Gather, from the data below, each line in which the word "Azorean" occurs.
-------- EXCERPTED DATA
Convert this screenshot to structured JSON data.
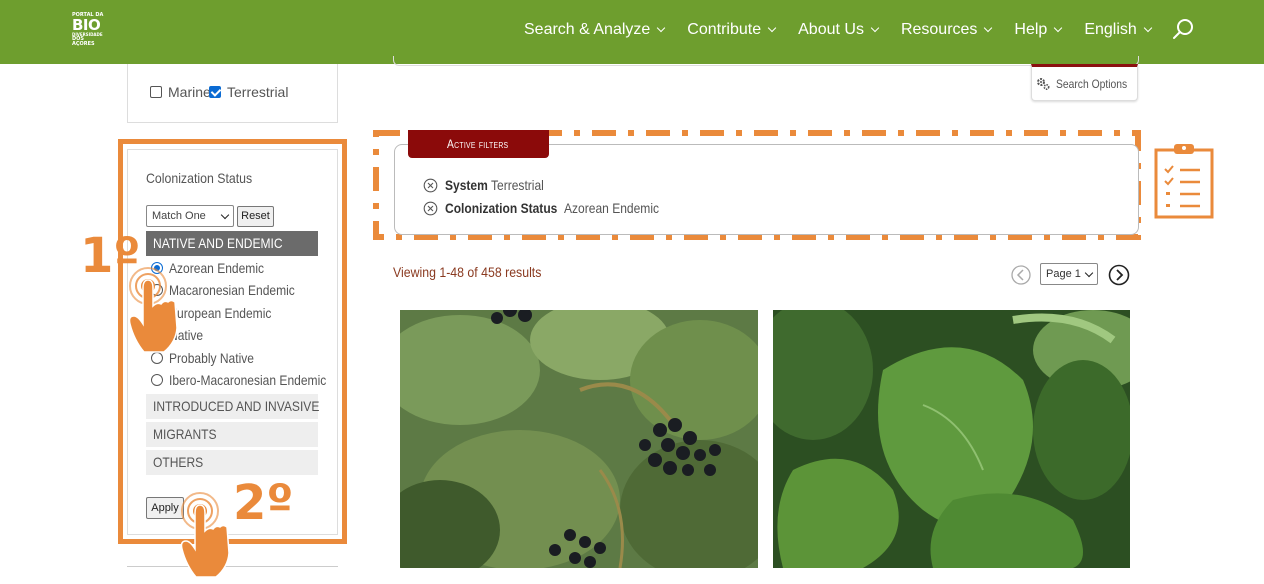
{
  "nav": {
    "logo": {
      "line1": "PORTAL DA",
      "line2": "BIO",
      "line3": "DIVERSIDADE",
      "line4": "DOS AÇORES"
    },
    "menu": [
      {
        "label": "Search & Analyze"
      },
      {
        "label": "Contribute"
      },
      {
        "label": "About Us"
      },
      {
        "label": "Resources"
      },
      {
        "label": "Help"
      },
      {
        "label": "English"
      }
    ],
    "search_icon": "search-icon"
  },
  "system_filter": {
    "options": [
      {
        "label": "Marine",
        "checked": false
      },
      {
        "label": "Terrestrial",
        "checked": true
      }
    ]
  },
  "colonization": {
    "title": "Colonization Status",
    "match_select": "Match One",
    "reset_label": "Reset",
    "groups": [
      {
        "label": "NATIVE AND ENDEMIC",
        "expanded": true,
        "options": [
          {
            "label": "Azorean Endemic",
            "selected": true
          },
          {
            "label": "Macaronesian Endemic",
            "selected": false
          },
          {
            "label": "European Endemic",
            "selected": false
          },
          {
            "label": "Native",
            "selected": false
          },
          {
            "label": "Probably Native",
            "selected": false
          },
          {
            "label": "Ibero-Macaronesian Endemic",
            "selected": false
          }
        ]
      },
      {
        "label": "INTRODUCED AND INVASIVE",
        "expanded": false
      },
      {
        "label": "MIGRANTS",
        "expanded": false
      },
      {
        "label": "OTHERS",
        "expanded": false
      }
    ],
    "apply_label": "Apply"
  },
  "annotations": {
    "step1": "1º",
    "step2": "2º",
    "accent_color": "#ea8a3b"
  },
  "search_options": {
    "label": "Search Options",
    "icon": "gear-icon"
  },
  "active_filters": {
    "tab_label": "Active filters",
    "filters": [
      {
        "key": "System",
        "value": "Terrestrial"
      },
      {
        "key": "Colonization Status",
        "value": "Azorean Endemic"
      }
    ],
    "icon": "clipboard-checklist-icon"
  },
  "results": {
    "summary": "Viewing 1-48 of 458 results",
    "page_select": "Page 1"
  },
  "colors": {
    "nav_green": "#6e9e2e",
    "filter_tab_red": "#8b0a0a",
    "results_text": "#8a3a20",
    "selected_blue": "#0b6bd3"
  }
}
----------------
RESPONSE:
            "label": "Azorean Endemic",
        "value": "Azorean Endemic"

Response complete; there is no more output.